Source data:

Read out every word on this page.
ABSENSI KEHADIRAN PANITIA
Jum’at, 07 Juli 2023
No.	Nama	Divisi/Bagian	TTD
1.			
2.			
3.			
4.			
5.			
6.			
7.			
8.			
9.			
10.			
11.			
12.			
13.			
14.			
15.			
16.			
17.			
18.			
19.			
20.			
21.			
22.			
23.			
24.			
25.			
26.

→ EXERCISE DETAILS: Extract every entry above as it appears.

→ OUTPUT:
Read out every word on this page.
ABSENSI KEHADIRAN PANITIA
Jum’at, 07 Juli 2023
No.	Nama	Divisi/Bagian	TTD
1.			
2.			
3.			
4.			
5.			
6.			
7.			
8.			
9.			
10.			
11.			
12.			
13.			
14.			
15.			
16.			
17.			
18.			
19.			
20.			
21.			
22.			
23.			
24.			
25.			
26.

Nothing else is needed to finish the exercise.